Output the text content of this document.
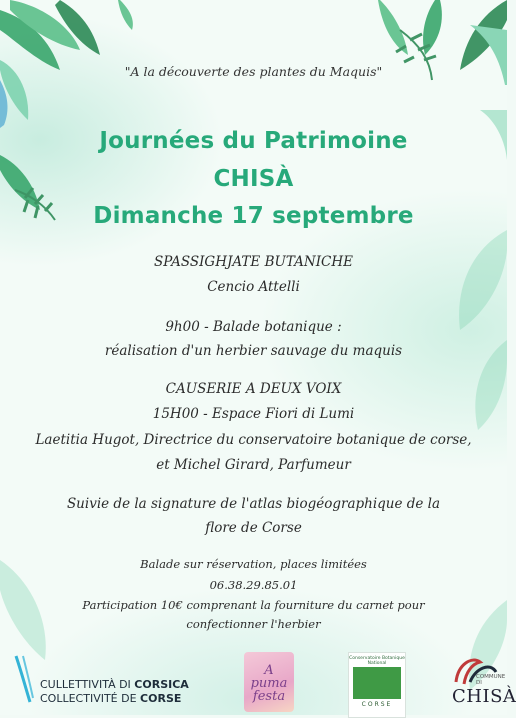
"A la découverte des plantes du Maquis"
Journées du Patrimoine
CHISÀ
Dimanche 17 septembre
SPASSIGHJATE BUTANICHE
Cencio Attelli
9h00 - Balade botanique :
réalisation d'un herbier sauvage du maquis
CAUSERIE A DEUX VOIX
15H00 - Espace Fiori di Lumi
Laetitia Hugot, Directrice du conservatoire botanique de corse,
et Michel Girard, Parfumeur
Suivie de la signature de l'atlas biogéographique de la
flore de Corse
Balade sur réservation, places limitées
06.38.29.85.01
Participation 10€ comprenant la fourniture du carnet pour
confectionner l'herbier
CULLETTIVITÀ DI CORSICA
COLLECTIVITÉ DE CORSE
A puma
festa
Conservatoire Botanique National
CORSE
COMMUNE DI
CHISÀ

==

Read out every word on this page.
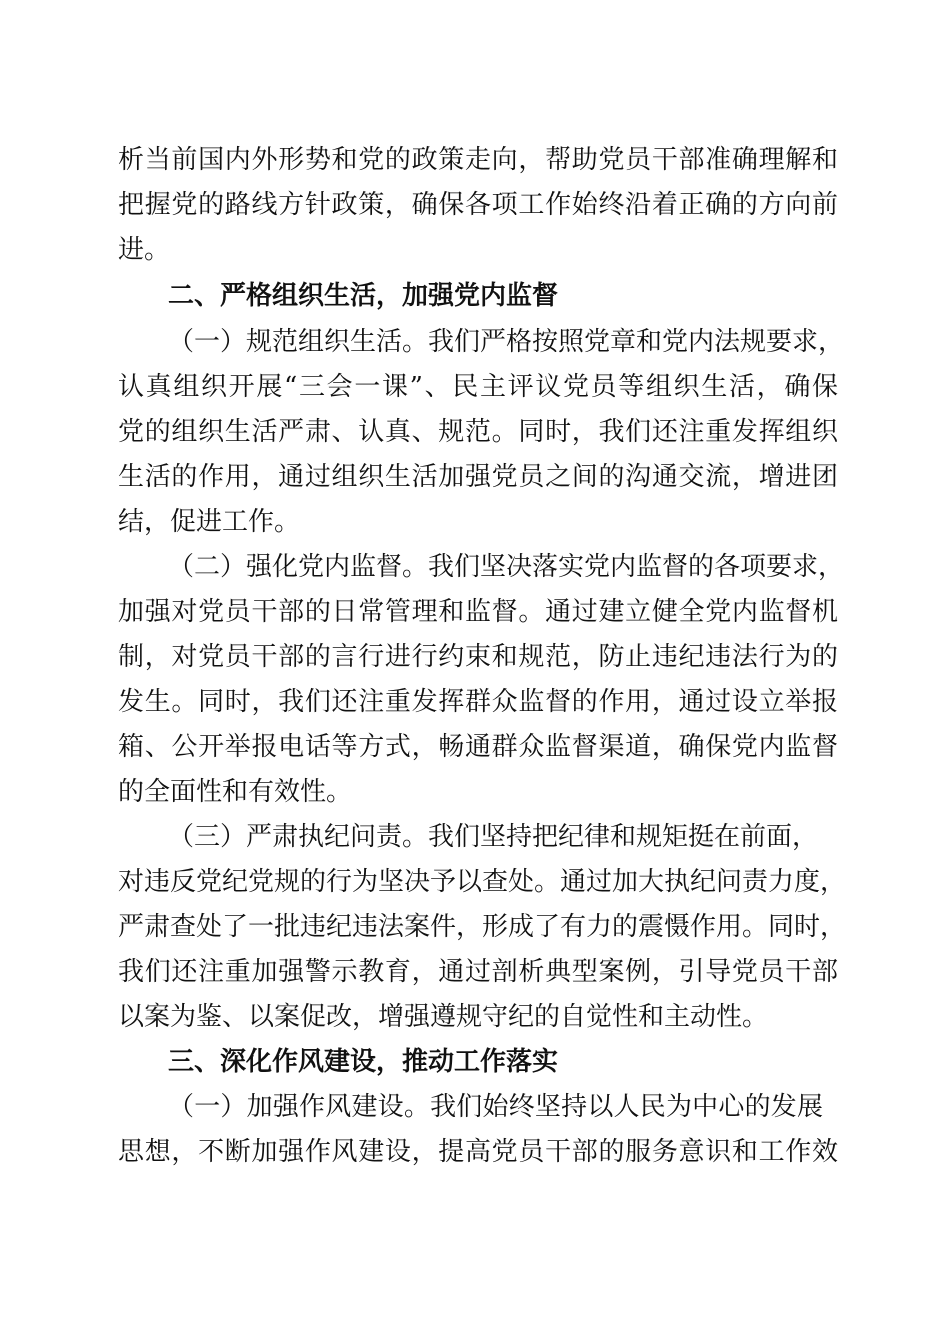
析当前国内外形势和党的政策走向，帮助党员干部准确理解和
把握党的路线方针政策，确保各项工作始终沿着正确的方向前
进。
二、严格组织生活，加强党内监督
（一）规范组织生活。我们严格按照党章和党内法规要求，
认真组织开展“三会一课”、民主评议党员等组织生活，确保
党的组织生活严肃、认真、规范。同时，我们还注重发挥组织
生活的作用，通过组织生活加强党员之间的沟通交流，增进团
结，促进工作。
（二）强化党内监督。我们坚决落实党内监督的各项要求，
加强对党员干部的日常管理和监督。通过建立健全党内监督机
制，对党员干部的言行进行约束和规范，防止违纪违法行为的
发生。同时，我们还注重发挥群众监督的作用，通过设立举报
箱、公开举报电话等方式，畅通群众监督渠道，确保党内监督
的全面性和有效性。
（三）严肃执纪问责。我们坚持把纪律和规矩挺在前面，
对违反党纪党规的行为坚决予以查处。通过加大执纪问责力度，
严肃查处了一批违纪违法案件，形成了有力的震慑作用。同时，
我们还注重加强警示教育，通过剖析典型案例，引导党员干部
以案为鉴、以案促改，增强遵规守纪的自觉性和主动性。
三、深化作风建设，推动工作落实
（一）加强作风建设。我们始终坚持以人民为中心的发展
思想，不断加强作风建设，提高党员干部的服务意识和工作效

Written request:
Isolate the lines above that contain the word "this" and copy them.

Result:
Output the text content of this document.
Read out every word on this page.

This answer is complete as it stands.